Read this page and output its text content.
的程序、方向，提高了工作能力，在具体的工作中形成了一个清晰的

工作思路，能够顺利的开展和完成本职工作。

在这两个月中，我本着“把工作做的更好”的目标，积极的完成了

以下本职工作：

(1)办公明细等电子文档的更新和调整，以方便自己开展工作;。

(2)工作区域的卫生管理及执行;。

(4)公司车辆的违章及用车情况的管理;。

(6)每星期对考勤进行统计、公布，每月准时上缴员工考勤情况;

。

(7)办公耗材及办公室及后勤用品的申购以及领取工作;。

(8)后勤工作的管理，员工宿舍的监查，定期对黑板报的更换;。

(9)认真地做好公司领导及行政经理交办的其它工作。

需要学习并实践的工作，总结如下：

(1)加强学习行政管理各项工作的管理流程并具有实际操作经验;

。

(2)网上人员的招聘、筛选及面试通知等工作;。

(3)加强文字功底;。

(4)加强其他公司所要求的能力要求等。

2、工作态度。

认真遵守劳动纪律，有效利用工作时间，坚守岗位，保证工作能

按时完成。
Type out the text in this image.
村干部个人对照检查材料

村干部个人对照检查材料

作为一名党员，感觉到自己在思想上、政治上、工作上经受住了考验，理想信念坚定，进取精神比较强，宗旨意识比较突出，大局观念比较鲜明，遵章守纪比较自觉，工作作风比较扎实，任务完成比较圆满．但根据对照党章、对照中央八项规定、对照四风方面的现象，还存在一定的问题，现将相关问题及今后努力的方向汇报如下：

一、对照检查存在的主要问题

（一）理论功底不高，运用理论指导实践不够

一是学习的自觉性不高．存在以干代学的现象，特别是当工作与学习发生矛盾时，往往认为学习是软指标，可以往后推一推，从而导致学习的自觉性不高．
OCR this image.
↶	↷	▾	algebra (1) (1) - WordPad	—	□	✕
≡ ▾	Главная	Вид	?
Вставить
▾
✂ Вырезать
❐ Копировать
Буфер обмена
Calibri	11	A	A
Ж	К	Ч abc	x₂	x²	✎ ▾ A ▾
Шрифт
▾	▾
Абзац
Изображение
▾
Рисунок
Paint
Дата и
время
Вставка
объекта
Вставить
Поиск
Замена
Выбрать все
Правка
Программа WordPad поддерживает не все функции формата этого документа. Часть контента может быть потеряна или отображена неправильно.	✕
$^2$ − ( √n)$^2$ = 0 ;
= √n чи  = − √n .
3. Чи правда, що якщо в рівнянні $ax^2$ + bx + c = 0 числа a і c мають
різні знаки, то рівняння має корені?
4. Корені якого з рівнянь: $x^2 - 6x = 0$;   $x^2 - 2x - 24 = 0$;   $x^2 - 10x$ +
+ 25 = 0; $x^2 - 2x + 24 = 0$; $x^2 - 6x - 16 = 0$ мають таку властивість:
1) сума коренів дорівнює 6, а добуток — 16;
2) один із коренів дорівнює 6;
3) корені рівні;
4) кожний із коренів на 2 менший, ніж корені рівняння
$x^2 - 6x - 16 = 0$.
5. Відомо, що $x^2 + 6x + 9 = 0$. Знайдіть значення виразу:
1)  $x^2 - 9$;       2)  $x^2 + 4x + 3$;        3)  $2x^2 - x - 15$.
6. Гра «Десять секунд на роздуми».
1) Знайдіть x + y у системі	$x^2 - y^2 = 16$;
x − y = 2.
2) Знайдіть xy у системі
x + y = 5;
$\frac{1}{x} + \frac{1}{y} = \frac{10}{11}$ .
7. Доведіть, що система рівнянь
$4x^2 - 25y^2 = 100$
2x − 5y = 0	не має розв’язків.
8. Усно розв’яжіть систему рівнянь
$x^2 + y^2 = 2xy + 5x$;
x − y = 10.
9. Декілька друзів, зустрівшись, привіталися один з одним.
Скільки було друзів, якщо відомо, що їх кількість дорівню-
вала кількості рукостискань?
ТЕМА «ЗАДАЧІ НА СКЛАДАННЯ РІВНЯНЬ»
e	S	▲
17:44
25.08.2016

→ **BRIEF**: Every entry above should be retyped exactly as shown.

→ **RESPONSE BELOW**:
Read this page and output its text content.
的程序、方向，提高了工作能力，在具体的工作中形成了一个清晰的

工作思路，能够顺利的开展和完成本职工作。

在这两个月中，我本着“把工作做的更好”的目标，积极的完成了

以下本职工作：

(1)办公明细等电子文档的更新和调整，以方便自己开展工作;。

(2)工作区域的卫生管理及执行;。

(4)公司车辆的违章及用车情况的管理;。

(6)每星期对考勤进行统计、公布，每月准时上缴员工考勤情况;

。

(7)办公耗材及办公室及后勤用品的申购以及领取工作;。

(8)后勤工作的管理，员工宿舍的监查，定期对黑板报的更换;。

(9)认真地做好公司领导及行政经理交办的其它工作。

需要学习并实践的工作，总结如下：

(1)加强学习行政管理各项工作的管理流程并具有实际操作经验;

。

(2)网上人员的招聘、筛选及面试通知等工作;。

(3)加强文字功底;。

(4)加强其他公司所要求的能力要求等。

2、工作态度。

认真遵守劳动纪律，有效利用工作时间，坚守岗位，保证工作能

按时完成。
Type out the text in this image.
村干部个人对照检查材料

村干部个人对照检查材料

作为一名党员，感觉到自己在思想上、政治上、工作上经受住了考验，理想信念坚定，进取精神比较强，宗旨意识比较突出，大局观念比较鲜明，遵章守纪比较自觉，工作作风比较扎实，任务完成比较圆满．但根据对照党章、对照中央八项规定、对照四风方面的现象，还存在一定的问题，现将相关问题及今后努力的方向汇报如下：

一、对照检查存在的主要问题

（一）理论功底不高，运用理论指导实践不够

一是学习的自觉性不高．存在以干代学的现象，特别是当工作与学习发生矛盾时，往往认为学习是软指标，可以往后推一推，从而导致学习的自觉性不高．
OCR this image.
↶	↷	▾	algebra (1) (1) - WordPad	—	□	✕
≡ ▾	Главная	Вид	?
Вставить
▾
✂ Вырезать
❐ Копировать
Буфер обмена
Calibri	11	A	A
Ж	К	Ч abc	x₂	x²	✎ ▾ A ▾
Шрифт
▾	▾
Абзац
Изображение
▾
Рисунок
Paint
Дата и
время
Вставка
объекта
Вставить
Поиск
Замена
Выбрать все
Правка
Программа WordPad поддерживает не все функции формата этого документа. Часть контента может быть потеряна или отображена неправильно.	✕
$^2$ − ( √n)$^2$ = 0 ;
= √n чи  = − √n .
3. Чи правда, що якщо в рівнянні $ax^2$ + bx + c = 0 числа a і c мають
різні знаки, то рівняння має корені?
4. Корені якого з рівнянь: $x^2 - 6x = 0$;   $x^2 - 2x - 24 = 0$;   $x^2 - 10x$ +
+ 25 = 0; $x^2 - 2x + 24 = 0$; $x^2 - 6x - 16 = 0$ мають таку властивість:
1) сума коренів дорівнює 6, а добуток — 16;
2) один із коренів дорівнює 6;
3) корені рівні;
4) кожний із коренів на 2 менший, ніж корені рівняння
$x^2 - 6x - 16 = 0$.
5. Відомо, що $x^2 + 6x + 9 = 0$. Знайдіть значення виразу:
1)  $x^2 - 9$;       2)  $x^2 + 4x + 3$;        3)  $2x^2 - x - 15$.
6. Гра «Десять секунд на роздуми».
1) Знайдіть x + y у системі	$x^2 - y^2 = 16$;
x − y = 2.
2) Знайдіть xy у системі
x + y = 5;
$\frac{1}{x} + \frac{1}{y} = \frac{10}{11}$ .
7. Доведіть, що система рівнянь
$4x^2 - 25y^2 = 100$
2x − 5y = 0	не має розв’язків.
8. Усно розв’яжіть систему рівнянь
$x^2 + y^2 = 2xy + 5x$;
x − y = 10.
9. Декілька друзів, зустрівшись, привіталися один з одним.
Скільки було друзів, якщо відомо, що їх кількість дорівню-
вала кількості рукостискань?
ТЕМА «ЗАДАЧІ НА СКЛАДАННЯ РІВНЯНЬ»
e	S	▲
17:44
25.08.2016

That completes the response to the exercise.